> _Material provided_
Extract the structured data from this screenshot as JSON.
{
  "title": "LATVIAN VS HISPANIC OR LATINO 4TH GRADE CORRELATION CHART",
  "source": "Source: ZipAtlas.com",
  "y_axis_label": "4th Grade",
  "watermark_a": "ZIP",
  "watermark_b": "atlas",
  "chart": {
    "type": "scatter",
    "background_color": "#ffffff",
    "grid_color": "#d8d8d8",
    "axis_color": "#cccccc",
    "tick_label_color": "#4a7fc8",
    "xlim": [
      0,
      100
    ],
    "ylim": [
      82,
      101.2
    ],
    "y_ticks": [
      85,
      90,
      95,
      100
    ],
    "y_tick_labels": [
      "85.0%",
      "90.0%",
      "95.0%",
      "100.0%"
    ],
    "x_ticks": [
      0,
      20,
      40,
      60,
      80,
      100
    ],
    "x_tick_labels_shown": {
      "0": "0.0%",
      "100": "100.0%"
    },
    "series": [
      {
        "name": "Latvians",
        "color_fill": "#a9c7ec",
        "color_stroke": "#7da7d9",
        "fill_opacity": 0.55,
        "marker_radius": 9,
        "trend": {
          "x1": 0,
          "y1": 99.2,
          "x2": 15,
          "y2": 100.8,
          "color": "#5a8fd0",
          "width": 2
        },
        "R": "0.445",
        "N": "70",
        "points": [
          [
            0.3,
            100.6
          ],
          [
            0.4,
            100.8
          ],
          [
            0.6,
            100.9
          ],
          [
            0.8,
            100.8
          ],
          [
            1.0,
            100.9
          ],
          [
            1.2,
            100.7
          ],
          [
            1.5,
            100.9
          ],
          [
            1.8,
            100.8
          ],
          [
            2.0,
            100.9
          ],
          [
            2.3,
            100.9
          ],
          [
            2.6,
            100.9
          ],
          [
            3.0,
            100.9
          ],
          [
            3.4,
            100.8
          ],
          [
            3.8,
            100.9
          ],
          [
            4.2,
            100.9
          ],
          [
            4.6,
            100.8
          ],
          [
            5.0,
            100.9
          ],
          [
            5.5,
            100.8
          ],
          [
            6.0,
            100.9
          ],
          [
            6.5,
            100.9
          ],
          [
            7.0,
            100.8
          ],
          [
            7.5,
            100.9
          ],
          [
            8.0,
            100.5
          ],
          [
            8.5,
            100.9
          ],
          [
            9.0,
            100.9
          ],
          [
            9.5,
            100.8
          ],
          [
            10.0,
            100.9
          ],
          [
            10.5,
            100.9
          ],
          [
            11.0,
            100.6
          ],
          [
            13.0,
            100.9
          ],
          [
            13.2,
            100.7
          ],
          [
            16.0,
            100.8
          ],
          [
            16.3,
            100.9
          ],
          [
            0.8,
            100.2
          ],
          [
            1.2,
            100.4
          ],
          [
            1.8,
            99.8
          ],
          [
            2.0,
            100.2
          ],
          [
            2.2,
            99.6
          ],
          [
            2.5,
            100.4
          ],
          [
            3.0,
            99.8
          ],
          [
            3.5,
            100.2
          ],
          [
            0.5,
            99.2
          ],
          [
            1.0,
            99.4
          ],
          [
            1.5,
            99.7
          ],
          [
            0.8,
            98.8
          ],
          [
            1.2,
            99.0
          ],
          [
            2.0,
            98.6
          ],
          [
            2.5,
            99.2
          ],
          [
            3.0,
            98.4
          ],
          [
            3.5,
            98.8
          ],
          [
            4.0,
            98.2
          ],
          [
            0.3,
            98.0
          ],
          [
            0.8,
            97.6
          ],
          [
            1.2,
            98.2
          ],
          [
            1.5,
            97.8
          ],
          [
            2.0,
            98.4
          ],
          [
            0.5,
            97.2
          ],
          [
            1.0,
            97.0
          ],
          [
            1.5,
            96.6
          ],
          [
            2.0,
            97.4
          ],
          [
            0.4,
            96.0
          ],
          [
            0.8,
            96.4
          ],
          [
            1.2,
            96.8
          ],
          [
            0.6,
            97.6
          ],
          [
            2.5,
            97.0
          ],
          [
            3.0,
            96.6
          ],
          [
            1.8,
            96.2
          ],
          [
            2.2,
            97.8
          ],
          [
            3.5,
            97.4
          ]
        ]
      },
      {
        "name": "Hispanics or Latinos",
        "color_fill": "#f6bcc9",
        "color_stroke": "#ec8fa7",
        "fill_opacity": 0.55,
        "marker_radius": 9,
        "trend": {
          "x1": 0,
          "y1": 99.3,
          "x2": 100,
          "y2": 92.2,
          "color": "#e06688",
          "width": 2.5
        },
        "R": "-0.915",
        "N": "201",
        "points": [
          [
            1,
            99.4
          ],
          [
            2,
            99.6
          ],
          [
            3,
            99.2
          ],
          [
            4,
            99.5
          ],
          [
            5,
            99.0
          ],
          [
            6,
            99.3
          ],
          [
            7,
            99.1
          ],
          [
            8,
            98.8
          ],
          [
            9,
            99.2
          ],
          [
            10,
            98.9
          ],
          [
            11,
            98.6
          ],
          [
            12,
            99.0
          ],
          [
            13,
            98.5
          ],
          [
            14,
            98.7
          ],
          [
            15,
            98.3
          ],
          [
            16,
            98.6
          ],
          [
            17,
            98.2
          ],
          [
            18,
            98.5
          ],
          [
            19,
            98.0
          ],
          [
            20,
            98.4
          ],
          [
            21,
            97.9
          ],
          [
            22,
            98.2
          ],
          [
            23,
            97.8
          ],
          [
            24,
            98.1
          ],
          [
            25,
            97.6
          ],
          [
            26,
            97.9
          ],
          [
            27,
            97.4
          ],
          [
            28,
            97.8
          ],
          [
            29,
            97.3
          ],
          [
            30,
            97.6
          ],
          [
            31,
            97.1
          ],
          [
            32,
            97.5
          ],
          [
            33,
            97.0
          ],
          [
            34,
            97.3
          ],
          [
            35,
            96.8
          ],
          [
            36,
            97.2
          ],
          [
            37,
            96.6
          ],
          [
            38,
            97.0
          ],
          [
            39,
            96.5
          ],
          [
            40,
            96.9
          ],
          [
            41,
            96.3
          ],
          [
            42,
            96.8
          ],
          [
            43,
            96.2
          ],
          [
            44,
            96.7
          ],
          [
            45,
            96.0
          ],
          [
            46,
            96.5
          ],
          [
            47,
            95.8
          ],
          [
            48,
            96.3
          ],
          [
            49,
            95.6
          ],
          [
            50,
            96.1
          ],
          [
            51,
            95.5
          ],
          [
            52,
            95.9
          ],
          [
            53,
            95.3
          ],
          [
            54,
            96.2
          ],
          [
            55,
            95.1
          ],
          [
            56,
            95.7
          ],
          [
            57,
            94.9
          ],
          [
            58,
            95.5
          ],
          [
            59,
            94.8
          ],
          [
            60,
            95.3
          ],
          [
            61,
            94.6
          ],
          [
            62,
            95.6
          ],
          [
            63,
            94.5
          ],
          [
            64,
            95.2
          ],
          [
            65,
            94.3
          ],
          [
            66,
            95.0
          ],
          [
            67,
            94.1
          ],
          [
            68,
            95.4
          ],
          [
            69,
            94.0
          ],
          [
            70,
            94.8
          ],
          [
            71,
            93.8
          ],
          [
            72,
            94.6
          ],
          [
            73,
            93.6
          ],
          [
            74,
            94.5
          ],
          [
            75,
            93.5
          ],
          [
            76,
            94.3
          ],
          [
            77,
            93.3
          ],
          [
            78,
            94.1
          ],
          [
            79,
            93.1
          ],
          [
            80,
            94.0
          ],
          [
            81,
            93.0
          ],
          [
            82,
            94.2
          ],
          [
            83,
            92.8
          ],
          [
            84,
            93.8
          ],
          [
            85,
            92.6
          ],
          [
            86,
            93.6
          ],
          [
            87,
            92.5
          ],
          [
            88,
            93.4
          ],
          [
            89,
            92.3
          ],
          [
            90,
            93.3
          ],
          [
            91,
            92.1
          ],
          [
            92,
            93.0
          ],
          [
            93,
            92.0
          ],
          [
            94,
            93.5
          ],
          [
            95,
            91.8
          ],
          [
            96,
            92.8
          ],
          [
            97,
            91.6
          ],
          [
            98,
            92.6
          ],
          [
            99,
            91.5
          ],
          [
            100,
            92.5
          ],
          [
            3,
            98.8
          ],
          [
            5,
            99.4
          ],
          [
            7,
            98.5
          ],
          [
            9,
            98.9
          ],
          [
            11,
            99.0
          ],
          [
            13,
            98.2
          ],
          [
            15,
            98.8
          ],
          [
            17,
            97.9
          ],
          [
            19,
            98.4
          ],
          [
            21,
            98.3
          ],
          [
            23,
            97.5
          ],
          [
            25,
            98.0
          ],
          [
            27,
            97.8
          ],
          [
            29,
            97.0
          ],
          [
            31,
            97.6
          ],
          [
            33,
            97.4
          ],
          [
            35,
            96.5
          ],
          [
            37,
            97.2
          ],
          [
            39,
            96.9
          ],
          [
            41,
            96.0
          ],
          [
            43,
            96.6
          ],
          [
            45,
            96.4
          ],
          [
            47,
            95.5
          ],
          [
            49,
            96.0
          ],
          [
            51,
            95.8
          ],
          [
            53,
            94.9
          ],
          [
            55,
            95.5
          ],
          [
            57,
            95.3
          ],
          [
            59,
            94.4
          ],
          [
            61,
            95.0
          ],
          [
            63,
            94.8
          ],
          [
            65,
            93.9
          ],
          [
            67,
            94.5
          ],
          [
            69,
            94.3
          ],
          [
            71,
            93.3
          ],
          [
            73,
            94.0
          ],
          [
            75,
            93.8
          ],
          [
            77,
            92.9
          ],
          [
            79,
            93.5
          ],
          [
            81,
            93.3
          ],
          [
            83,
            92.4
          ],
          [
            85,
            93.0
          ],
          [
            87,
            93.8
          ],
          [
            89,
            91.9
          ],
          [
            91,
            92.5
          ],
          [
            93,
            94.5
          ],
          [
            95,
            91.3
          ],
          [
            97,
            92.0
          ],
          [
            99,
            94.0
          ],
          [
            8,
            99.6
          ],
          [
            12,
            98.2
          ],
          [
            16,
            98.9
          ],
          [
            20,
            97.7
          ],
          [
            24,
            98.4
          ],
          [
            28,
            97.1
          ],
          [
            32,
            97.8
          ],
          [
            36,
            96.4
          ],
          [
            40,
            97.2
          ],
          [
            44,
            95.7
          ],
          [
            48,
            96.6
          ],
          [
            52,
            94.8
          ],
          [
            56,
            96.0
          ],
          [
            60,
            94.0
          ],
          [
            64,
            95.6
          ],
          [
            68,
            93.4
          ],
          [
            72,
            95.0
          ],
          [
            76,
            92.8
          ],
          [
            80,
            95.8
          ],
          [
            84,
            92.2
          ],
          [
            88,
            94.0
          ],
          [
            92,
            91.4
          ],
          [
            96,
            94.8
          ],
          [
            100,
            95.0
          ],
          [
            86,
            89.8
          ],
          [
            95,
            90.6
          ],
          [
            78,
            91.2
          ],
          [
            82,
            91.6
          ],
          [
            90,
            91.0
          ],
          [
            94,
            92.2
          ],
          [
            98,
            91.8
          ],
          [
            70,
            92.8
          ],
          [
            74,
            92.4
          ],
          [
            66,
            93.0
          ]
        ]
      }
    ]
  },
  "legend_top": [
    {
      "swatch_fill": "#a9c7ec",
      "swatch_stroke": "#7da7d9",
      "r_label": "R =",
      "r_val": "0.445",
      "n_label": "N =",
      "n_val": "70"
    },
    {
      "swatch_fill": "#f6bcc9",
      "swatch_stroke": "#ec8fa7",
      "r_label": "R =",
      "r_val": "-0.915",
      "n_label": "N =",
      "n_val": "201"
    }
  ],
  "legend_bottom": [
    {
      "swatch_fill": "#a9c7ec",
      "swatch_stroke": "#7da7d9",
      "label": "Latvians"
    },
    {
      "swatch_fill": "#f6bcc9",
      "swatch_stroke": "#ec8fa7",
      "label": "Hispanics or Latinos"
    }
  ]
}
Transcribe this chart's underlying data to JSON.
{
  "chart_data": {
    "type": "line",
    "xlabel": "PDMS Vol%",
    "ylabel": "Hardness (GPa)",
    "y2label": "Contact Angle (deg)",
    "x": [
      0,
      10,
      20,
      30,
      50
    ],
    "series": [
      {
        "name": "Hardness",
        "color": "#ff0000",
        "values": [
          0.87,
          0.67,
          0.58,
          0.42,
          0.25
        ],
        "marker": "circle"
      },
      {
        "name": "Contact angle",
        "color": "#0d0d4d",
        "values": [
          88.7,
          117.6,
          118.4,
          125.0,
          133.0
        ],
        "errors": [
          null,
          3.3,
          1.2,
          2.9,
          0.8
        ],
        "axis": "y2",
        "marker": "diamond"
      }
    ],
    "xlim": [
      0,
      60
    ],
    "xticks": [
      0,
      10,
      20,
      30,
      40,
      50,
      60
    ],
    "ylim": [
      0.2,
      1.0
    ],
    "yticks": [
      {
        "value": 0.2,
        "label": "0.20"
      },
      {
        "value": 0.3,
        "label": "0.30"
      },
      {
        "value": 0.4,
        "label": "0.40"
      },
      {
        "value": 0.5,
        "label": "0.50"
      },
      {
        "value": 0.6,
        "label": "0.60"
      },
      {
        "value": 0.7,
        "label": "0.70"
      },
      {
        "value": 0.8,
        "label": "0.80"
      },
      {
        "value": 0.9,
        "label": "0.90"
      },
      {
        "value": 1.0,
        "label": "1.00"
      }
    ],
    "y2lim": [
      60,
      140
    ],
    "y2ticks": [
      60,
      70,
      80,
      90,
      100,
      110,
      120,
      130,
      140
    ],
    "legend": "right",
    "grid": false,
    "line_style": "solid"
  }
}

> _Goal_
From the listing above, collect each line in which the string "JSON" appears.

> _Answer_
Extract the structured data from this screenshot as JSON.
Transcribe this chart's underlying data to JSON.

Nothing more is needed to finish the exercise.